→ **Provided material**
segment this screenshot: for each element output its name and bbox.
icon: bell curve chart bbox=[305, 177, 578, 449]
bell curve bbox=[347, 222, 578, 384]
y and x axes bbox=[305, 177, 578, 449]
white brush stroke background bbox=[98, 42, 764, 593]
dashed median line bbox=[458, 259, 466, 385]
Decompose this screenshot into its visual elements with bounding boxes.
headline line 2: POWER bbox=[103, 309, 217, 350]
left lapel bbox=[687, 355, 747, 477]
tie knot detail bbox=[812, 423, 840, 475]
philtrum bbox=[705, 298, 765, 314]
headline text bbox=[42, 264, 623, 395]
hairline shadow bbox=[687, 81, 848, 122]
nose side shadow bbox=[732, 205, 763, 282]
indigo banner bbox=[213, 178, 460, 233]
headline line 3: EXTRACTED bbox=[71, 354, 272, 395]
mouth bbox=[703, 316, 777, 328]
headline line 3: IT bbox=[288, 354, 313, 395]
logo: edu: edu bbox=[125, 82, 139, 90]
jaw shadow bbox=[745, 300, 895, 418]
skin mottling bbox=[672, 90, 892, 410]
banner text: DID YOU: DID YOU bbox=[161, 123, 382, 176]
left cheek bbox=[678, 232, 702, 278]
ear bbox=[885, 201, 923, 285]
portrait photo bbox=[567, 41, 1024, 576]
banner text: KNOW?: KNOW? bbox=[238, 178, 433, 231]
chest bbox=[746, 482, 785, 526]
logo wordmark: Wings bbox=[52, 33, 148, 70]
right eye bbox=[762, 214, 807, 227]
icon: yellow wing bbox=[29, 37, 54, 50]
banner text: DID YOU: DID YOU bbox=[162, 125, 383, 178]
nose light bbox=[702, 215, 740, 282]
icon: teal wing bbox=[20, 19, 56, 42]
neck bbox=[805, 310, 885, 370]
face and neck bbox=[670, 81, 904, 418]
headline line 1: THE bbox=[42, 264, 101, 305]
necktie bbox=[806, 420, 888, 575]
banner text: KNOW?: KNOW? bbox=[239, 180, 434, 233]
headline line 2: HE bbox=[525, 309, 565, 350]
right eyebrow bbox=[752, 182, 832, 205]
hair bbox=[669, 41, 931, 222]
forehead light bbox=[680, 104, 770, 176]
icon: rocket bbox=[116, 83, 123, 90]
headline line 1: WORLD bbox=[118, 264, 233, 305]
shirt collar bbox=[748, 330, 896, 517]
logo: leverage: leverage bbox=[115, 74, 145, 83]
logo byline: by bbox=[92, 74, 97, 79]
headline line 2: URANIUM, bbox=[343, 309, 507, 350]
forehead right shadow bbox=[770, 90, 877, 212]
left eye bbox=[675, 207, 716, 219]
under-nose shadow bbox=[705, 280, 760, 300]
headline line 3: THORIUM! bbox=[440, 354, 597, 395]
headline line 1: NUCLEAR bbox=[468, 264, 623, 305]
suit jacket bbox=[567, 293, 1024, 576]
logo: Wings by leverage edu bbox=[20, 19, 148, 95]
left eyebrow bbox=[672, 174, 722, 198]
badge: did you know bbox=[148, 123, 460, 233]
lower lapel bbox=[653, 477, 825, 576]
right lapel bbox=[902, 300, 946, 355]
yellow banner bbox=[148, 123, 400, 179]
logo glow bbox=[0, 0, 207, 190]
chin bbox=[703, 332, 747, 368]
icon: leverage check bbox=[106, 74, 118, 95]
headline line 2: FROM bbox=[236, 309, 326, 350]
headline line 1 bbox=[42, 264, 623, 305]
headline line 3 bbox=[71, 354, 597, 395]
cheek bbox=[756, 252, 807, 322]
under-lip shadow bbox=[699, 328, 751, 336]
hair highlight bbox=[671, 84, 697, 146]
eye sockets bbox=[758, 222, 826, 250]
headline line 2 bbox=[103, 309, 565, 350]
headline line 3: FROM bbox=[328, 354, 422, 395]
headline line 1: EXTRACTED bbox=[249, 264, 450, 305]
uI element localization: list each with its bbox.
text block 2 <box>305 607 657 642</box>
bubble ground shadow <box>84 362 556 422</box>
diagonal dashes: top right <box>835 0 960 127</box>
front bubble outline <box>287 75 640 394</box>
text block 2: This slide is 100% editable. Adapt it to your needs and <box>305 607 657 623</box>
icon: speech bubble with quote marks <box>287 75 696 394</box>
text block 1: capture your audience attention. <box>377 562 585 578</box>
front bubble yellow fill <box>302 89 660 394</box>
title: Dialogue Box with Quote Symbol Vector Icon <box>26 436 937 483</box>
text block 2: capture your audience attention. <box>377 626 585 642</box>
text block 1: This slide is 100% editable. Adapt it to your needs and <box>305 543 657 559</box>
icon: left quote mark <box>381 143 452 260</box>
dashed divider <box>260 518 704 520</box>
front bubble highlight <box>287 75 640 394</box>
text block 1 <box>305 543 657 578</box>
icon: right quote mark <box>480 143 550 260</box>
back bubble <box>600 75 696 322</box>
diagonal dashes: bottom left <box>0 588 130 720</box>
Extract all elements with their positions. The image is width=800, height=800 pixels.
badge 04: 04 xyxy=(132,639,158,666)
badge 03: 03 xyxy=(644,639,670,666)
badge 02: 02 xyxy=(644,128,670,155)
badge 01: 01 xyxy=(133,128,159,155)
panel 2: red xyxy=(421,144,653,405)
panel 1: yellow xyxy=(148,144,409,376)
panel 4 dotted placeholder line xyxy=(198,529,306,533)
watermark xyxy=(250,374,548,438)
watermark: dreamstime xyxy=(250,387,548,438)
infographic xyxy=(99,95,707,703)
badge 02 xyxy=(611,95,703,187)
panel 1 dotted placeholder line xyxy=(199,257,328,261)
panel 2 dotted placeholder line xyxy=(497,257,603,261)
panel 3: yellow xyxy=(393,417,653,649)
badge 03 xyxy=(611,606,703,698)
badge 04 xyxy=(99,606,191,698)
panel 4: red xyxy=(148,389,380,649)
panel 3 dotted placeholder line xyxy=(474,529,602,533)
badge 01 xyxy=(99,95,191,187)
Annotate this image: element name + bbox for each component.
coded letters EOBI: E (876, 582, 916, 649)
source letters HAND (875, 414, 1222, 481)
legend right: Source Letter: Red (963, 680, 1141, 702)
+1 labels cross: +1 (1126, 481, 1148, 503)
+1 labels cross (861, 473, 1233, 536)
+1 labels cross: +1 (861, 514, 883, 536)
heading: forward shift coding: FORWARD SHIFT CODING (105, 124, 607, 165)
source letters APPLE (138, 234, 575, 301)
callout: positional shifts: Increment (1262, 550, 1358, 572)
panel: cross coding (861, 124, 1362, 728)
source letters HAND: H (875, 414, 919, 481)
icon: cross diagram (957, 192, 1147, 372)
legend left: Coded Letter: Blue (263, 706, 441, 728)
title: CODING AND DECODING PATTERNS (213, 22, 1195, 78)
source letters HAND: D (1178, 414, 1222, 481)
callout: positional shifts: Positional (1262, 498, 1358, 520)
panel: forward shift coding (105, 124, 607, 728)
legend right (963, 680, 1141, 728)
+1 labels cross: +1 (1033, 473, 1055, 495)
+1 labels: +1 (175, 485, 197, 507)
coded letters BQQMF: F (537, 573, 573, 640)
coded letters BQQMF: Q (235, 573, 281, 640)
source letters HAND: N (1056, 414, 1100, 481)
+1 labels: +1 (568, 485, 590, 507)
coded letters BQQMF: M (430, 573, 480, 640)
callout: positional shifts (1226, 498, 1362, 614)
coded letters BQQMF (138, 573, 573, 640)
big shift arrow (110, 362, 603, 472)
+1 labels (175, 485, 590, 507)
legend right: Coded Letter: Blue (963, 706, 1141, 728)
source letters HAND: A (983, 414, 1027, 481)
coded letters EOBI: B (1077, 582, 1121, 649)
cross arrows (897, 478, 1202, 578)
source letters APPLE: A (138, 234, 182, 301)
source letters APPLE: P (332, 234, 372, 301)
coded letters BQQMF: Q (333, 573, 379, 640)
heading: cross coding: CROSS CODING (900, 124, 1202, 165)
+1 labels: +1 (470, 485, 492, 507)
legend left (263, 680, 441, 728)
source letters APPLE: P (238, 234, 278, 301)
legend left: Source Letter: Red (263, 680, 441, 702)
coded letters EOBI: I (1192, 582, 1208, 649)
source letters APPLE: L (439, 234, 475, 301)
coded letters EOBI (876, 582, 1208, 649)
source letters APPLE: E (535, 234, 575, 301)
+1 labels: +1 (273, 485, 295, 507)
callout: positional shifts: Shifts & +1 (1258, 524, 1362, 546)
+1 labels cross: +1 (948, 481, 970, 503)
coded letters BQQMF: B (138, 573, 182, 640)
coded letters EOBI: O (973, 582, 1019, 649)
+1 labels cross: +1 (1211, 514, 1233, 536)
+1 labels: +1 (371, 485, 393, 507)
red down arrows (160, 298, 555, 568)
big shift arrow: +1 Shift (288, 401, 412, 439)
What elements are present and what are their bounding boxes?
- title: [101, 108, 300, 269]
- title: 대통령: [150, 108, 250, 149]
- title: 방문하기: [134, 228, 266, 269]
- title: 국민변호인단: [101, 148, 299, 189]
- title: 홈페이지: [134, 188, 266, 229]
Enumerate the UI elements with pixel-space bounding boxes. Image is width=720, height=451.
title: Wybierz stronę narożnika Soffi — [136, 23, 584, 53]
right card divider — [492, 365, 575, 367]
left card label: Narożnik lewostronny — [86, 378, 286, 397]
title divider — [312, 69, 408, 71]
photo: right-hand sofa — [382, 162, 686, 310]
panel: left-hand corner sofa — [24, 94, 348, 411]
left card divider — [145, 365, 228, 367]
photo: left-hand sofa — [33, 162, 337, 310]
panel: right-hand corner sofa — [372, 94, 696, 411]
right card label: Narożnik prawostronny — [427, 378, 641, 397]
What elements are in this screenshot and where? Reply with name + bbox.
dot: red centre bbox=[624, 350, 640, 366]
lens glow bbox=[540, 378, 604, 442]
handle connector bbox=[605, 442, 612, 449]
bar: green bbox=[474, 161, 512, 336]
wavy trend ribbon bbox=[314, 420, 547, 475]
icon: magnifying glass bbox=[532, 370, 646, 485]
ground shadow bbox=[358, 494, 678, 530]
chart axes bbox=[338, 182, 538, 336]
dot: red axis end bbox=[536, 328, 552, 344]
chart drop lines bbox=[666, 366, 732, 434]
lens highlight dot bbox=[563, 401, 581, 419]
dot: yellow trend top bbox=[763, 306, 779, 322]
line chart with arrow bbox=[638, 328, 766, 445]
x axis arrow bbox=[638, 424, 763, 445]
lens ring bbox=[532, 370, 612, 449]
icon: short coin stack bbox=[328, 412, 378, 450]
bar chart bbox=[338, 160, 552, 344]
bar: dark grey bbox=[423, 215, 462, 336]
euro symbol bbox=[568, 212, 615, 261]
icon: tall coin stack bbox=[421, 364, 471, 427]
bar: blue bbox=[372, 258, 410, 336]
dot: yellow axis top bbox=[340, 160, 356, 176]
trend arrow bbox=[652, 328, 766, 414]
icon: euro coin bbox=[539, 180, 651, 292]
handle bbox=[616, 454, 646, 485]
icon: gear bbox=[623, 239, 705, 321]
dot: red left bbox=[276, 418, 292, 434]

→ **Aim of the task**
Which lines of the records above contain the word "bell"? Report each of those lines in full.

→ **Exercise answer**
icon: bell curve chart bbox=[305, 177, 578, 449]
bell curve bbox=[347, 222, 578, 384]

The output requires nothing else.